<<<<
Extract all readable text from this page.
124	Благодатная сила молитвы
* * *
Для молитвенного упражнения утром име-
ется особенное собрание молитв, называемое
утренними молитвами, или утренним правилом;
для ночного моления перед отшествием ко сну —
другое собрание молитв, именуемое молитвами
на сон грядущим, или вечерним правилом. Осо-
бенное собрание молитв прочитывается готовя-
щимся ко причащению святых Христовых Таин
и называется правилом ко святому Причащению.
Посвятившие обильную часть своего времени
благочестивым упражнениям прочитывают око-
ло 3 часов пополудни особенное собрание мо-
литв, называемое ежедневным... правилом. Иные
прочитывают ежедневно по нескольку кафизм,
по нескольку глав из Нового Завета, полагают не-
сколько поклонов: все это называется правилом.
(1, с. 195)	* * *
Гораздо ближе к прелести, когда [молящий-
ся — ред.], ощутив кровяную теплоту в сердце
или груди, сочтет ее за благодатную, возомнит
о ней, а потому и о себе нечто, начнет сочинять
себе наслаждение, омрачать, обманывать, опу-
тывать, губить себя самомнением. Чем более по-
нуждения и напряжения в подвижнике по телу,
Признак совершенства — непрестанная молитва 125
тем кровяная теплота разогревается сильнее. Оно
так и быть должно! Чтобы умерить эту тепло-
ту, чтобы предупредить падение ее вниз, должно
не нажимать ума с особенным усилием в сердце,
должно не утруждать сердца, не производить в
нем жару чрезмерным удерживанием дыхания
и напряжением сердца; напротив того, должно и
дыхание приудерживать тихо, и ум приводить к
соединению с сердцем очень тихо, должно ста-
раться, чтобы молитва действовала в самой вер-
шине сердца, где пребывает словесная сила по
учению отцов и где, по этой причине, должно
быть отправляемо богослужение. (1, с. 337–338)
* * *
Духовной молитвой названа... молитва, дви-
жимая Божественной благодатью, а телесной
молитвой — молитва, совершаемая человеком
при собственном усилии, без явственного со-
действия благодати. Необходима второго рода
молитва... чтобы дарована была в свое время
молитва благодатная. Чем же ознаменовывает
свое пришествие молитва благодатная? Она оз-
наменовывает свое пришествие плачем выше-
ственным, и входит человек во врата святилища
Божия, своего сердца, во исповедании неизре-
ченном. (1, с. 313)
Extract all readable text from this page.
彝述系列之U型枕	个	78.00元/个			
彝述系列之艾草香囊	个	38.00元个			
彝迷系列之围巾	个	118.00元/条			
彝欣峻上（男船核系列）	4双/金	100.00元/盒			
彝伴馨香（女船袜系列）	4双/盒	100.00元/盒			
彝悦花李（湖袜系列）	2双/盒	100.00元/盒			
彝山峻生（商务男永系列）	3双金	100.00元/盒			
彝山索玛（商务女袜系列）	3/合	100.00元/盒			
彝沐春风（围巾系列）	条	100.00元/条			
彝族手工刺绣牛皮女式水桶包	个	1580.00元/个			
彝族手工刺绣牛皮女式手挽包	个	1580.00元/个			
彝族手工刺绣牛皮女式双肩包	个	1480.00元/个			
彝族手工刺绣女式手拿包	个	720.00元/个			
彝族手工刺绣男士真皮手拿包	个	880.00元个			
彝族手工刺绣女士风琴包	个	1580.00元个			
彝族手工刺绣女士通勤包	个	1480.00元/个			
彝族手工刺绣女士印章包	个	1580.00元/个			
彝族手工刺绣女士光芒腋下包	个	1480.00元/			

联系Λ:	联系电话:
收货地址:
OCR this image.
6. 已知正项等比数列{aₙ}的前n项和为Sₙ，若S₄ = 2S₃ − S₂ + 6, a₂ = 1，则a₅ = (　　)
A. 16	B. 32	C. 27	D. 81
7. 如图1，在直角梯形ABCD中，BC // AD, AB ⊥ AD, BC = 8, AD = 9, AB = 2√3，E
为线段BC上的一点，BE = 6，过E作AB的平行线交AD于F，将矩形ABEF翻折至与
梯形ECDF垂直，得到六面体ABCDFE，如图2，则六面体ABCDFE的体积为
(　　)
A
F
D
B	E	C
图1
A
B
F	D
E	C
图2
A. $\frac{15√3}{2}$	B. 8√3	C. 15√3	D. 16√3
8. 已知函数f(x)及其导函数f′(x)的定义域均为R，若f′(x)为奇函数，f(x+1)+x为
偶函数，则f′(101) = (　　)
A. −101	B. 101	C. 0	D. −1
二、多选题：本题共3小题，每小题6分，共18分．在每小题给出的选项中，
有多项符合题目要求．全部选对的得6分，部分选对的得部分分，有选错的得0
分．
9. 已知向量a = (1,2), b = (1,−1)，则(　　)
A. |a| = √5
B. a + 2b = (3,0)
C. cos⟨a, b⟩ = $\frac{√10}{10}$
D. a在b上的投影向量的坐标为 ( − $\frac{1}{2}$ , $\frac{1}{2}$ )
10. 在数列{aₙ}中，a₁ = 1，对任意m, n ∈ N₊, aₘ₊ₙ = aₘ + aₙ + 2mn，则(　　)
>>>>
- **Exercise objective**
Return every line of the material exactly.

- **Result for this task**
Extract all readable text from this page.
124	Благодатная сила молитвы
* * *
Для молитвенного упражнения утром име-
ется особенное собрание молитв, называемое
утренними молитвами, или утренним правилом;
для ночного моления перед отшествием ко сну —
другое собрание молитв, именуемое молитвами
на сон грядущим, или вечерним правилом. Осо-
бенное собрание молитв прочитывается готовя-
щимся ко причащению святых Христовых Таин
и называется правилом ко святому Причащению.
Посвятившие обильную часть своего времени
благочестивым упражнениям прочитывают око-
ло 3 часов пополудни особенное собрание мо-
литв, называемое ежедневным... правилом. Иные
прочитывают ежедневно по нескольку кафизм,
по нескольку глав из Нового Завета, полагают не-
сколько поклонов: все это называется правилом.
(1, с. 195)	* * *
Гораздо ближе к прелести, когда [молящий-
ся — ред.], ощутив кровяную теплоту в сердце
или груди, сочтет ее за благодатную, возомнит
о ней, а потому и о себе нечто, начнет сочинять
себе наслаждение, омрачать, обманывать, опу-
тывать, губить себя самомнением. Чем более по-
нуждения и напряжения в подвижнике по телу,
Признак совершенства — непрестанная молитва 125
тем кровяная теплота разогревается сильнее. Оно
так и быть должно! Чтобы умерить эту тепло-
ту, чтобы предупредить падение ее вниз, должно
не нажимать ума с особенным усилием в сердце,
должно не утруждать сердца, не производить в
нем жару чрезмерным удерживанием дыхания
и напряжением сердца; напротив того, должно и
дыхание приудерживать тихо, и ум приводить к
соединению с сердцем очень тихо, должно ста-
раться, чтобы молитва действовала в самой вер-
шине сердца, где пребывает словесная сила по
учению отцов и где, по этой причине, должно
быть отправляемо богослужение. (1, с. 337–338)
* * *
Духовной молитвой названа... молитва, дви-
жимая Божественной благодатью, а телесной
молитвой — молитва, совершаемая человеком
при собственном усилии, без явственного со-
действия благодати. Необходима второго рода
молитва... чтобы дарована была в свое время
молитва благодатная. Чем же ознаменовывает
свое пришествие молитва благодатная? Она оз-
наменовывает свое пришествие плачем выше-
ственным, и входит человек во врата святилища
Божия, своего сердца, во исповедании неизре-
ченном. (1, с. 313)
Extract all readable text from this page.
彝述系列之U型枕	个	78.00元/个			
彝述系列之艾草香囊	个	38.00元个			
彝迷系列之围巾	个	118.00元/条			
彝欣峻上（男船核系列）	4双/金	100.00元/盒			
彝伴馨香（女船袜系列）	4双/盒	100.00元/盒			
彝悦花李（湖袜系列）	2双/盒	100.00元/盒			
彝山峻生（商务男永系列）	3双金	100.00元/盒			
彝山索玛（商务女袜系列）	3/合	100.00元/盒			
彝沐春风（围巾系列）	条	100.00元/条			
彝族手工刺绣牛皮女式水桶包	个	1580.00元/个			
彝族手工刺绣牛皮女式手挽包	个	1580.00元/个			
彝族手工刺绣牛皮女式双肩包	个	1480.00元/个			
彝族手工刺绣女式手拿包	个	720.00元/个			
彝族手工刺绣男士真皮手拿包	个	880.00元个			
彝族手工刺绣女士风琴包	个	1580.00元个			
彝族手工刺绣女士通勤包	个	1480.00元/个			
彝族手工刺绣女士印章包	个	1580.00元/个			
彝族手工刺绣女士光芒腋下包	个	1480.00元/			

联系Λ:	联系电话:
收货地址:
OCR this image.
6. 已知正项等比数列{aₙ}的前n项和为Sₙ，若S₄ = 2S₃ − S₂ + 6, a₂ = 1，则a₅ = (　　)
A. 16	B. 32	C. 27	D. 81
7. 如图1，在直角梯形ABCD中，BC // AD, AB ⊥ AD, BC = 8, AD = 9, AB = 2√3，E
为线段BC上的一点，BE = 6，过E作AB的平行线交AD于F，将矩形ABEF翻折至与
梯形ECDF垂直，得到六面体ABCDFE，如图2，则六面体ABCDFE的体积为
(　　)
A
F
D
B	E	C
图1
A
B
F	D
E	C
图2
A. $\frac{15√3}{2}$	B. 8√3	C. 15√3	D. 16√3
8. 已知函数f(x)及其导函数f′(x)的定义域均为R，若f′(x)为奇函数，f(x+1)+x为
偶函数，则f′(101) = (　　)
A. −101	B. 101	C. 0	D. −1
二、多选题：本题共3小题，每小题6分，共18分．在每小题给出的选项中，
有多项符合题目要求．全部选对的得6分，部分选对的得部分分，有选错的得0
分．
9. 已知向量a = (1,2), b = (1,−1)，则(　　)
A. |a| = √5
B. a + 2b = (3,0)
C. cos⟨a, b⟩ = $\frac{√10}{10}$
D. a在b上的投影向量的坐标为 ( − $\frac{1}{2}$ , $\frac{1}{2}$ )
10. 在数列{aₙ}中，a₁ = 1，对任意m, n ∈ N₊, aₘ₊ₙ = aₘ + aₙ + 2mn，则(　　)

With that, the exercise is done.